** start of ITEMS **

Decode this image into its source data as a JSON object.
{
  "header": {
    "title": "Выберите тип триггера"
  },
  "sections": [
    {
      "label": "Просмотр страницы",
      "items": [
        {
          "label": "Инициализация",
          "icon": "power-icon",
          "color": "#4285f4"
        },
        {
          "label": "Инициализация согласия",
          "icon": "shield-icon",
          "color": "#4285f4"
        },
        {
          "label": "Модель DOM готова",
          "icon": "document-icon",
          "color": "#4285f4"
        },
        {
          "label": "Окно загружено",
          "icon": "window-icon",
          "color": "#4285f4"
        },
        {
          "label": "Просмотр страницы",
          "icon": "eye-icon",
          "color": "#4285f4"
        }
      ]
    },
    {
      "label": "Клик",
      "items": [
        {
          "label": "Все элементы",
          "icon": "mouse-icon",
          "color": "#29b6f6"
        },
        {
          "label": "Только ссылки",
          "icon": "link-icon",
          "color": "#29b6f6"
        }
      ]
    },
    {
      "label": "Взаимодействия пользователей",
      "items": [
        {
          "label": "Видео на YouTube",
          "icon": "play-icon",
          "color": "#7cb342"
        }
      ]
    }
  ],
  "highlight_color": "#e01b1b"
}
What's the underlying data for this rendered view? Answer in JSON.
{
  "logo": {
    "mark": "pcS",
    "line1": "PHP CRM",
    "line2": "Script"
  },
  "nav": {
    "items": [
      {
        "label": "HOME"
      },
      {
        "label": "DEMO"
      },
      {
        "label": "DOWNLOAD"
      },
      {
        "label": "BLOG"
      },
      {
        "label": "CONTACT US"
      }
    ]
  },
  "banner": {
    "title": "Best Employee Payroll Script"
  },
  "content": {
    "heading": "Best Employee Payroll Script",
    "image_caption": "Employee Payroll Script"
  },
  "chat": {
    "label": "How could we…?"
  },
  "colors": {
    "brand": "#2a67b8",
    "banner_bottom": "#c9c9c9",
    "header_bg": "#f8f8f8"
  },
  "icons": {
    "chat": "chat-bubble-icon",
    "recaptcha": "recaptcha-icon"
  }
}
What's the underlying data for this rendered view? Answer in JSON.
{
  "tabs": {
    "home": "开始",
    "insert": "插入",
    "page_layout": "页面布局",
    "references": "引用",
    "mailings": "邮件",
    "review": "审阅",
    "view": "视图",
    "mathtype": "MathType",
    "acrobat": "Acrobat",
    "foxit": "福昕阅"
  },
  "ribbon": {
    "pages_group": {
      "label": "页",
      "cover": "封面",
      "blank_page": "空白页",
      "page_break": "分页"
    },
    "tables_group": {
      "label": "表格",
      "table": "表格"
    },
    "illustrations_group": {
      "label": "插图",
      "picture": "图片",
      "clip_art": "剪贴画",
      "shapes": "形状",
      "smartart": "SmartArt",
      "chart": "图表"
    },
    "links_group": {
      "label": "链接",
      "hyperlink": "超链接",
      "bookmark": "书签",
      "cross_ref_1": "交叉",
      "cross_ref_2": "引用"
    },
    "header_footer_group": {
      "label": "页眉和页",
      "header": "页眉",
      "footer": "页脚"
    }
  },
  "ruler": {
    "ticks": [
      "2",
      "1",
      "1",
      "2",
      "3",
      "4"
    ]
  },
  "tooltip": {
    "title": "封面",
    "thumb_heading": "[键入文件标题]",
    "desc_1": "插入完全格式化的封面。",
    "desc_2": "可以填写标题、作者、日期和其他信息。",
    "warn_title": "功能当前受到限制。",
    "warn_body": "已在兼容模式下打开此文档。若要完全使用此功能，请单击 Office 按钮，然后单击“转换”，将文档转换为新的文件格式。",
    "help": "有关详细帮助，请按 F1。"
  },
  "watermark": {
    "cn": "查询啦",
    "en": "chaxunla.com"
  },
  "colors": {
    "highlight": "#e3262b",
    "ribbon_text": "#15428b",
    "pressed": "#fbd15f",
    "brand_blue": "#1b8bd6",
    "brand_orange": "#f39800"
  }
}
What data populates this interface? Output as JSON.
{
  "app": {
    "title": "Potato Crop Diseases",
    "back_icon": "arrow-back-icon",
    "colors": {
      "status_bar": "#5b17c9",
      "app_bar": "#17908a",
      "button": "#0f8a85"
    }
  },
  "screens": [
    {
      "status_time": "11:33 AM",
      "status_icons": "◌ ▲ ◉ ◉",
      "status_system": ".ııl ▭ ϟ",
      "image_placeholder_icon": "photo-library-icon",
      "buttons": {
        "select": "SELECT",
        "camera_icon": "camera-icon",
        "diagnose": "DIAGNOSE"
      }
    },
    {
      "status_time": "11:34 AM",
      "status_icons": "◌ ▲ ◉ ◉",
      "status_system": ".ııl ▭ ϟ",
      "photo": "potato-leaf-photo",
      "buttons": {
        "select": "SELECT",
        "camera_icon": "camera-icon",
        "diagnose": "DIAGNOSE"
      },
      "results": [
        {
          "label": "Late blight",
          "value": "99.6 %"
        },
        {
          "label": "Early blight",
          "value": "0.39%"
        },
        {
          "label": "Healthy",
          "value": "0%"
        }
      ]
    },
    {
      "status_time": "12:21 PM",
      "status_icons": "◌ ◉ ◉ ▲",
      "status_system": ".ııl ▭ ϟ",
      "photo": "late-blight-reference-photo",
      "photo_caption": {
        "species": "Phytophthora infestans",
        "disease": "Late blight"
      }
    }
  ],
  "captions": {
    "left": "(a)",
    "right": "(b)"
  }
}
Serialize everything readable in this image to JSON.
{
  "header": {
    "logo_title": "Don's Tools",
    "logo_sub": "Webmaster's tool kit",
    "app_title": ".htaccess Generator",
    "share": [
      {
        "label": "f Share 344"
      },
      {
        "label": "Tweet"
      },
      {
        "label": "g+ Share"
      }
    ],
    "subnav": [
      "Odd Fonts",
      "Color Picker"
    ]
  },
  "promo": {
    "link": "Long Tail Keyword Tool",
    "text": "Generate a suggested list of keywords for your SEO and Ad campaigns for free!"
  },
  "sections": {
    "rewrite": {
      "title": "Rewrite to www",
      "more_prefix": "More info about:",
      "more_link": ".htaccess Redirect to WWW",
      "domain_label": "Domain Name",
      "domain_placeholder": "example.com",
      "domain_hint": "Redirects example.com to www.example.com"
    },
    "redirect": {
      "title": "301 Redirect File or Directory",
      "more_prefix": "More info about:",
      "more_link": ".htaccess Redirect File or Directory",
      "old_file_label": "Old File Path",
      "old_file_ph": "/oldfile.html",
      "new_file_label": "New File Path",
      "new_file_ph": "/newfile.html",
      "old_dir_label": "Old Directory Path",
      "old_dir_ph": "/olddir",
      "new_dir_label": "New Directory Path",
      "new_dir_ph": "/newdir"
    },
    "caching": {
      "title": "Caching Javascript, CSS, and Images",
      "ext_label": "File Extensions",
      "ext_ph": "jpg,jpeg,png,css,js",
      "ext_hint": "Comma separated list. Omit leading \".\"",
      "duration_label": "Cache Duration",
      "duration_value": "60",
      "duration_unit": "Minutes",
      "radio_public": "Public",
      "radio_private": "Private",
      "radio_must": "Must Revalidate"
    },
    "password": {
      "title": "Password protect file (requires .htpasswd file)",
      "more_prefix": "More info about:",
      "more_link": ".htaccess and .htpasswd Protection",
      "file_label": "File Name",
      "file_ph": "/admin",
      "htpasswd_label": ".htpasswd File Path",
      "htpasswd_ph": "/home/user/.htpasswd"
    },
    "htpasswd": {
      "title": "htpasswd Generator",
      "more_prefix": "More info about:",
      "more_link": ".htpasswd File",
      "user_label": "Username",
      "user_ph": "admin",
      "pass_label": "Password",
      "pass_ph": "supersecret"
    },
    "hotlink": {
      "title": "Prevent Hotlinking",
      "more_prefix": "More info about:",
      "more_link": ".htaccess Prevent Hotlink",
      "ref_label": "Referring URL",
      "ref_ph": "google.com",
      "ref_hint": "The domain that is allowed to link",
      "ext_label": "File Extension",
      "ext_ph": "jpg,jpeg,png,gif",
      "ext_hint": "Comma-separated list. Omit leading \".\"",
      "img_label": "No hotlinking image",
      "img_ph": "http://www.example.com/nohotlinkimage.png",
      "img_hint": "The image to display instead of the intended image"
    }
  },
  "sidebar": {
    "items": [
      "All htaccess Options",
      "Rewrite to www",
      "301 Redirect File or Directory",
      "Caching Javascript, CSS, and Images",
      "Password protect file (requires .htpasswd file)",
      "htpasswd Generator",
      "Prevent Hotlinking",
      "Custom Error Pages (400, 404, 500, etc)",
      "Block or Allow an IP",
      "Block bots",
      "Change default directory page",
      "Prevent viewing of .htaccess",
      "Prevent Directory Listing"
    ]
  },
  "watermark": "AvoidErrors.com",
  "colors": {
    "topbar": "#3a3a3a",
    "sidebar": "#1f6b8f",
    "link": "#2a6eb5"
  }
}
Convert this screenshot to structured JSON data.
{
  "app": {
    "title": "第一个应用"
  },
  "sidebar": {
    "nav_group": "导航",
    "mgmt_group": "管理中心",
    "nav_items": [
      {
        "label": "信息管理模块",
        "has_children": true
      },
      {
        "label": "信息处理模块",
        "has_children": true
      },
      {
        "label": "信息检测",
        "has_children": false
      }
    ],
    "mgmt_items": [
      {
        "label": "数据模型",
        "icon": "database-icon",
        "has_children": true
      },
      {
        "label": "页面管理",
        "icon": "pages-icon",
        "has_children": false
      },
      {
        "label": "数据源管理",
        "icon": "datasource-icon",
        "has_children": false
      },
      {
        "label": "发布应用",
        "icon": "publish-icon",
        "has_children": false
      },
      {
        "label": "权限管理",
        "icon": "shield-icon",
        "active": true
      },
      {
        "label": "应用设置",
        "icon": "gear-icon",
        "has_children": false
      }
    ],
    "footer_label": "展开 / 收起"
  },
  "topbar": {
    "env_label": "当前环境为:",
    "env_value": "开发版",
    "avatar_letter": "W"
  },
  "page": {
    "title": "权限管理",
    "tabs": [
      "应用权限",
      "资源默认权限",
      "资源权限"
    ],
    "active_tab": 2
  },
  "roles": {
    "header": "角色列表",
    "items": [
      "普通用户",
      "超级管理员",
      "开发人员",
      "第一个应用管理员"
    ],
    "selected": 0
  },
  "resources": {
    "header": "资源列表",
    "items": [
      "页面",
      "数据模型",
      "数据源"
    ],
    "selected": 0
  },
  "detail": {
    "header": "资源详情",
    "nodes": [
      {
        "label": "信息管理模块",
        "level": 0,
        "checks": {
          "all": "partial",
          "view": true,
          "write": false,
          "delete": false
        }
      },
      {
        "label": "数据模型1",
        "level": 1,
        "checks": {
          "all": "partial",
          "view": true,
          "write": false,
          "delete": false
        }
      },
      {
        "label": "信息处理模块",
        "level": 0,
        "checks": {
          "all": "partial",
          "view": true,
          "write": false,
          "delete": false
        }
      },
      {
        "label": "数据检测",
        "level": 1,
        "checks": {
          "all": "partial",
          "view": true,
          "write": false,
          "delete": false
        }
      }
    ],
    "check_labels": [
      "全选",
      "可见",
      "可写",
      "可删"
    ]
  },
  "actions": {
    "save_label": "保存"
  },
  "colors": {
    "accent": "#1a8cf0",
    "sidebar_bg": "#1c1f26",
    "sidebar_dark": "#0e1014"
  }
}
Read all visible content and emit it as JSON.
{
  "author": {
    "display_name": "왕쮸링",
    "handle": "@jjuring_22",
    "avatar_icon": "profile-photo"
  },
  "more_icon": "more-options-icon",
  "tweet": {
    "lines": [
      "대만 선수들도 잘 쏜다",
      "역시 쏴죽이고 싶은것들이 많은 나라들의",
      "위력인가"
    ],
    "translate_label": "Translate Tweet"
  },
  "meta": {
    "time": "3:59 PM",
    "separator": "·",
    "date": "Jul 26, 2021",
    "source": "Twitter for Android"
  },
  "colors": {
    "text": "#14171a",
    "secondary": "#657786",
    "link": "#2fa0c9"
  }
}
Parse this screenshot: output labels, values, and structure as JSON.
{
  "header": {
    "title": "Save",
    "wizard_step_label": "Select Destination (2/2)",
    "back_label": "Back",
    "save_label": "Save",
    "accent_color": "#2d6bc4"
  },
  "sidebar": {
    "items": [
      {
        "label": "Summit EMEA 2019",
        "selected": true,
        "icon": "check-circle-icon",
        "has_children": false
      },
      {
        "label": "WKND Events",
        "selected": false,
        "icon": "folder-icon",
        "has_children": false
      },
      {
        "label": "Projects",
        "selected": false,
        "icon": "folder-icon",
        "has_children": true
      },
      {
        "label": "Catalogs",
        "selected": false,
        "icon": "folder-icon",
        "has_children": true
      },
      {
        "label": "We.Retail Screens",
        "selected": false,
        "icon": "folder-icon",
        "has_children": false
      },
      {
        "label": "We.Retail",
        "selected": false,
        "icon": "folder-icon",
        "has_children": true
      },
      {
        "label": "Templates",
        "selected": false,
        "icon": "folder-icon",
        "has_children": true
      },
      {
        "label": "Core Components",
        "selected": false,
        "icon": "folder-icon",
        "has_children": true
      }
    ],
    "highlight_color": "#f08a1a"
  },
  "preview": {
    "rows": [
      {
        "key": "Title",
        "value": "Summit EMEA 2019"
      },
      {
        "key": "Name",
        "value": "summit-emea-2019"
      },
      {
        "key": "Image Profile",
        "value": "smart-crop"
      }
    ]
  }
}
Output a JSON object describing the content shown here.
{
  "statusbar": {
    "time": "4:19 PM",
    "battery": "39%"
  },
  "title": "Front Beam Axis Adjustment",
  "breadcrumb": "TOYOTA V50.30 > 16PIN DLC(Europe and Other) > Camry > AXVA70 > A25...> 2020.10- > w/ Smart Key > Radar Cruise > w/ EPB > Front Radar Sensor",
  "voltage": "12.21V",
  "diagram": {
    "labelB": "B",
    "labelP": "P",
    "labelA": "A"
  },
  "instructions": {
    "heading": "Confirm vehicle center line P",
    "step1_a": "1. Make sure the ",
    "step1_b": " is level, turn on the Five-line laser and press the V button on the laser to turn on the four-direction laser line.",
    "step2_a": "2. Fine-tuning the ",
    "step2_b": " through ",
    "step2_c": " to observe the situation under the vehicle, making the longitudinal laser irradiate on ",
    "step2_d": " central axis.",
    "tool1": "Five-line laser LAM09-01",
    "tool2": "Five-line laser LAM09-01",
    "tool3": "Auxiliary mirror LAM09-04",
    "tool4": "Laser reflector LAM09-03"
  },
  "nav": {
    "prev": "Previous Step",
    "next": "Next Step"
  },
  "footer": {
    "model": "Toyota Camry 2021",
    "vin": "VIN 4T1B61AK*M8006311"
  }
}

** end of ITEMS **

• **WHAT YOU ARE ASKED TO DO**
Which lines hold the word "JSON"? Show each one.

• **RESULT BELOW**
Decode this image into its source data as a JSON object.
What's the underlying data for this rendered view? Answer in JSON.
What's the underlying data for this rendered view? Answer in JSON.
What data populates this interface? Output as JSON.
Serialize everything readable in this image to JSON.
Convert this screenshot to structured JSON data.
Read all visible content and emit it as JSON.
Parse this screenshot: output labels, values, and structure as JSON.
Output a JSON object describing the content shown here.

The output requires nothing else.